_Task objective_
Return the listing below unchanged, minus its pictures.
═══ Records provided
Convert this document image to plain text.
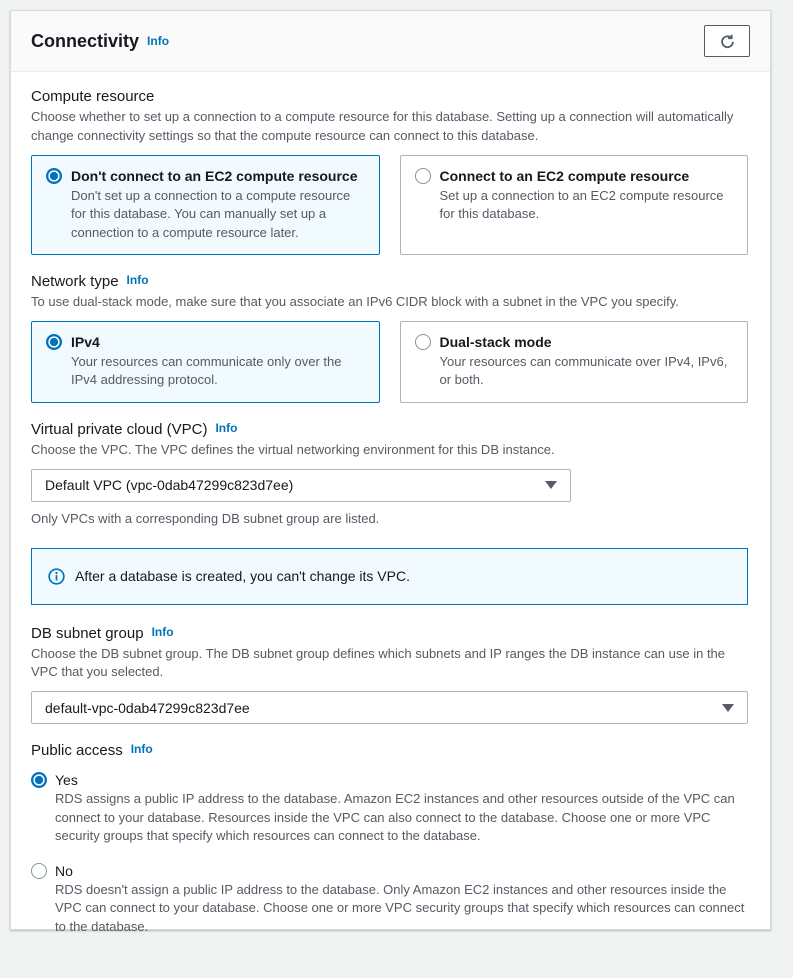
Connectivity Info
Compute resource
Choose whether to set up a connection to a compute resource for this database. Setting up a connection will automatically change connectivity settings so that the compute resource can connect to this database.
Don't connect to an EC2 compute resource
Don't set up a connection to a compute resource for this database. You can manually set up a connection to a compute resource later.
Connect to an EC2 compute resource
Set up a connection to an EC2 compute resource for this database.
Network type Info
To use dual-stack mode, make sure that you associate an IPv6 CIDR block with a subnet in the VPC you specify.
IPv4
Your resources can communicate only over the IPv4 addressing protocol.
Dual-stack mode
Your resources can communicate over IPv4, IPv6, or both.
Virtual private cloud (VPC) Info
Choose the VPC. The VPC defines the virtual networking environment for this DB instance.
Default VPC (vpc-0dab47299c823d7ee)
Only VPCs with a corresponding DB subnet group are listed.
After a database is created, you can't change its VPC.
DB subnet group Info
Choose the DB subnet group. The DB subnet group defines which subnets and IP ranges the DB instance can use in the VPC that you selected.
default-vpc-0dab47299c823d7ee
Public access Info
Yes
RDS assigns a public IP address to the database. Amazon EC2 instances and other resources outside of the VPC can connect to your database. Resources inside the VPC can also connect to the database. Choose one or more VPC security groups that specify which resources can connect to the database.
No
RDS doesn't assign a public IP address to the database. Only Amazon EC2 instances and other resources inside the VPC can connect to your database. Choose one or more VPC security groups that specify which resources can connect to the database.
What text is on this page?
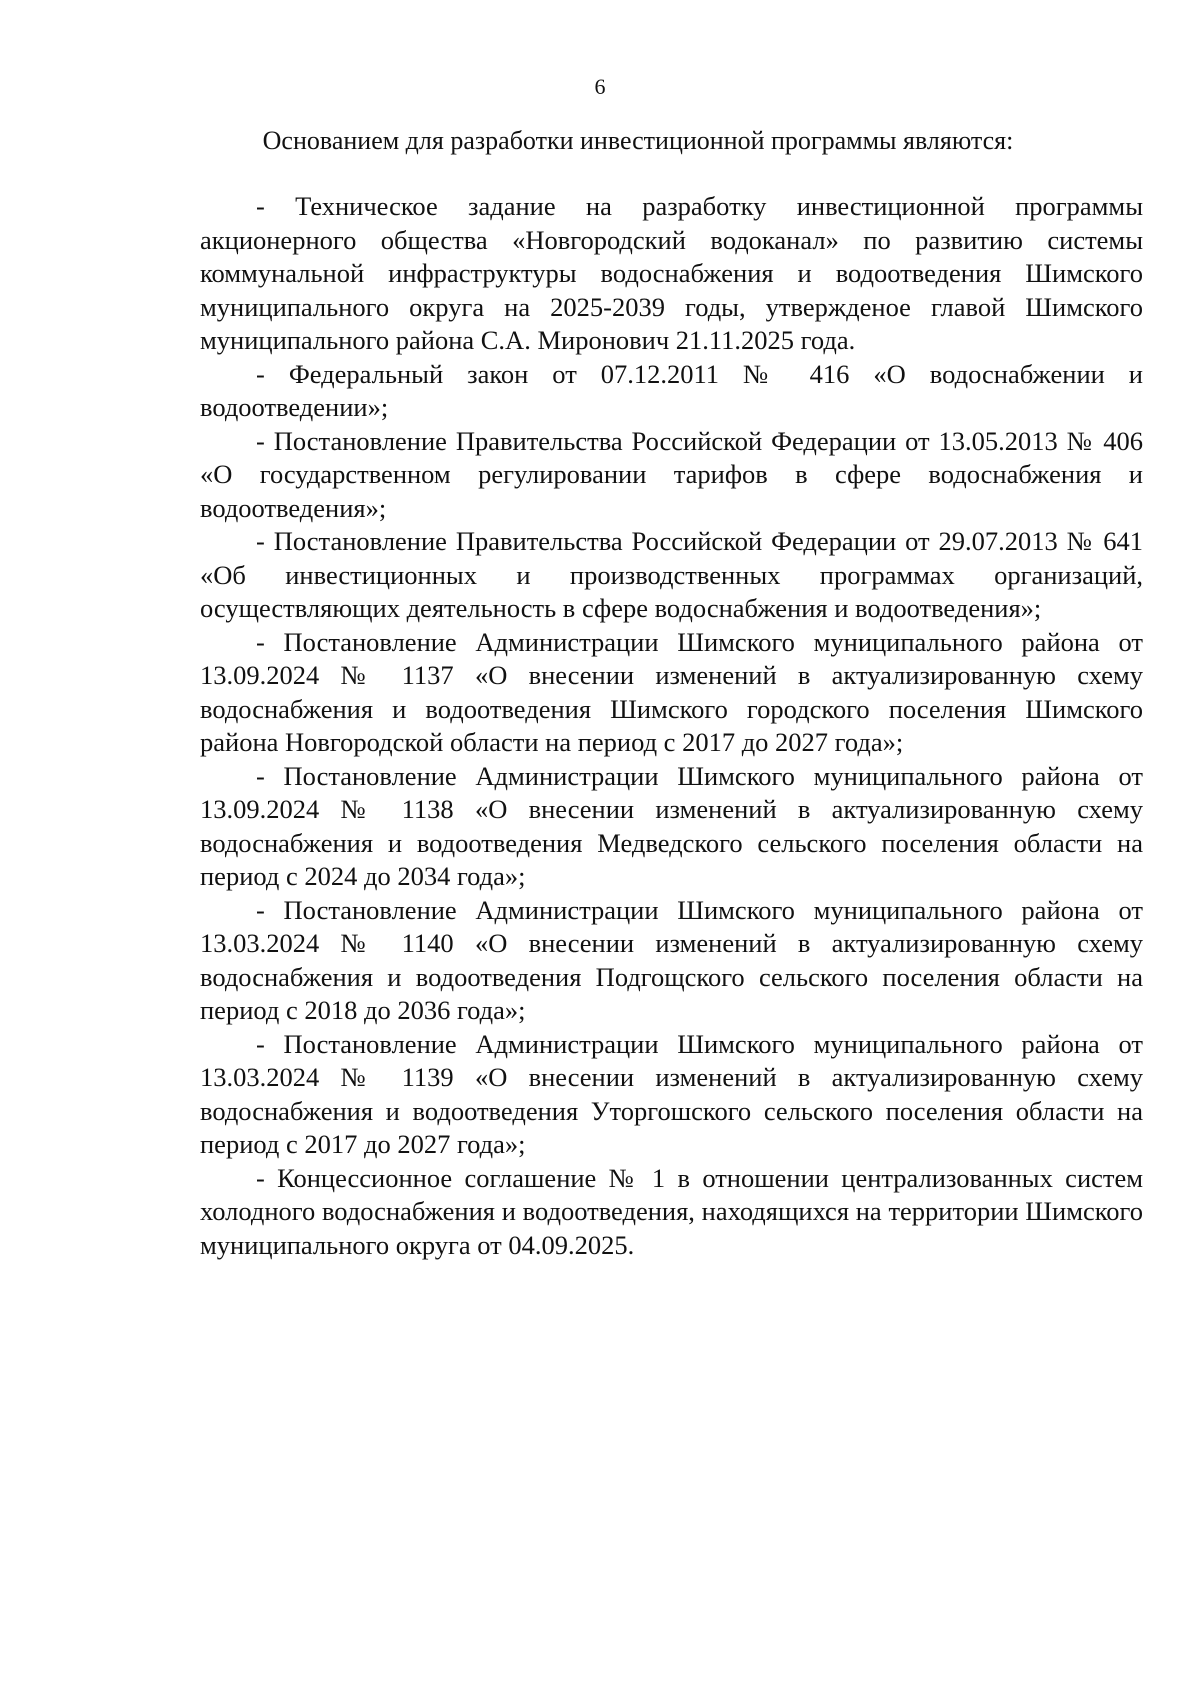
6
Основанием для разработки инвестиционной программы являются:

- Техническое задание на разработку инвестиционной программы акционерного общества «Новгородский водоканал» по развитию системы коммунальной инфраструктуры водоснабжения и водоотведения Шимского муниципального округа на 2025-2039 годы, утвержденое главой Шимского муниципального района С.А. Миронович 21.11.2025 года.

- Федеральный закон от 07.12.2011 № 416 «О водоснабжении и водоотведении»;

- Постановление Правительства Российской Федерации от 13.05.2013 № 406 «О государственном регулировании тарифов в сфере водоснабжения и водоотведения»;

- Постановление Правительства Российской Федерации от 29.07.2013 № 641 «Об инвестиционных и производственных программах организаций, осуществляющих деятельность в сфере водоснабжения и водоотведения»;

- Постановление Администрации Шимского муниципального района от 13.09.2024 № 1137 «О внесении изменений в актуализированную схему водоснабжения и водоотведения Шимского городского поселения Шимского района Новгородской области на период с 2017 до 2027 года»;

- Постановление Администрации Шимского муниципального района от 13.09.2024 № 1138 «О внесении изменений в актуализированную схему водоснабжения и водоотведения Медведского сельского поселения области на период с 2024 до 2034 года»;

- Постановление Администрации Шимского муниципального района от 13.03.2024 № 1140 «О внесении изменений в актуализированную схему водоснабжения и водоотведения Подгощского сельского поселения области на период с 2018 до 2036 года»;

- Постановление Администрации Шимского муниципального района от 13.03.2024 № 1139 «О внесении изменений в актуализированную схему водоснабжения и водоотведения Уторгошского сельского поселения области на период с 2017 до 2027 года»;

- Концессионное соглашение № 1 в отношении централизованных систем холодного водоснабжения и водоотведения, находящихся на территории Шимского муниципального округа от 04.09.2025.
══════
_Answer to the task_
Convert this document image to plain text.
Connectivity Info
Compute resource
Choose whether to set up a connection to a compute resource for this database. Setting up a connection will automatically change connectivity settings so that the compute resource can connect to this database.
Don't connect to an EC2 compute resource
Don't set up a connection to a compute resource for this database. You can manually set up a connection to a compute resource later.
Connect to an EC2 compute resource
Set up a connection to an EC2 compute resource for this database.
Network type Info
To use dual-stack mode, make sure that you associate an IPv6 CIDR block with a subnet in the VPC you specify.
IPv4
Your resources can communicate only over the IPv4 addressing protocol.
Dual-stack mode
Your resources can communicate over IPv4, IPv6, or both.
Virtual private cloud (VPC) Info
Choose the VPC. The VPC defines the virtual networking environment for this DB instance.
Default VPC (vpc-0dab47299c823d7ee)
Only VPCs with a corresponding DB subnet group are listed.
After a database is created, you can't change its VPC.
DB subnet group Info
Choose the DB subnet group. The DB subnet group defines which subnets and IP ranges the DB instance can use in the VPC that you selected.
default-vpc-0dab47299c823d7ee
Public access Info
Yes
RDS assigns a public IP address to the database. Amazon EC2 instances and other resources outside of the VPC can connect to your database. Resources inside the VPC can also connect to the database. Choose one or more VPC security groups that specify which resources can connect to the database.
No
RDS doesn't assign a public IP address to the database. Only Amazon EC2 instances and other resources inside the VPC can connect to your database. Choose one or more VPC security groups that specify which resources can connect to the database.
What text is on this page?
6
Основанием для разработки инвестиционной программы являются:

- Техническое задание на разработку инвестиционной программы акционерного общества «Новгородский водоканал» по развитию системы коммунальной инфраструктуры водоснабжения и водоотведения Шимского муниципального округа на 2025-2039 годы, утвержденое главой Шимского муниципального района С.А. Миронович 21.11.2025 года.

- Федеральный закон от 07.12.2011 № 416 «О водоснабжении и водоотведении»;

- Постановление Правительства Российской Федерации от 13.05.2013 № 406 «О государственном регулировании тарифов в сфере водоснабжения и водоотведения»;

- Постановление Правительства Российской Федерации от 29.07.2013 № 641 «Об инвестиционных и производственных программах организаций, осуществляющих деятельность в сфере водоснабжения и водоотведения»;

- Постановление Администрации Шимского муниципального района от 13.09.2024 № 1137 «О внесении изменений в актуализированную схему водоснабжения и водоотведения Шимского городского поселения Шимского района Новгородской области на период с 2017 до 2027 года»;

- Постановление Администрации Шимского муниципального района от 13.09.2024 № 1138 «О внесении изменений в актуализированную схему водоснабжения и водоотведения Медведского сельского поселения области на период с 2024 до 2034 года»;

- Постановление Администрации Шимского муниципального района от 13.03.2024 № 1140 «О внесении изменений в актуализированную схему водоснабжения и водоотведения Подгощского сельского поселения области на период с 2018 до 2036 года»;

- Постановление Администрации Шимского муниципального района от 13.03.2024 № 1139 «О внесении изменений в актуализированную схему водоснабжения и водоотведения Уторгошского сельского поселения области на период с 2017 до 2027 года»;

- Концессионное соглашение № 1 в отношении централизованных систем холодного водоснабжения и водоотведения, находящихся на территории Шимского муниципального округа от 04.09.2025.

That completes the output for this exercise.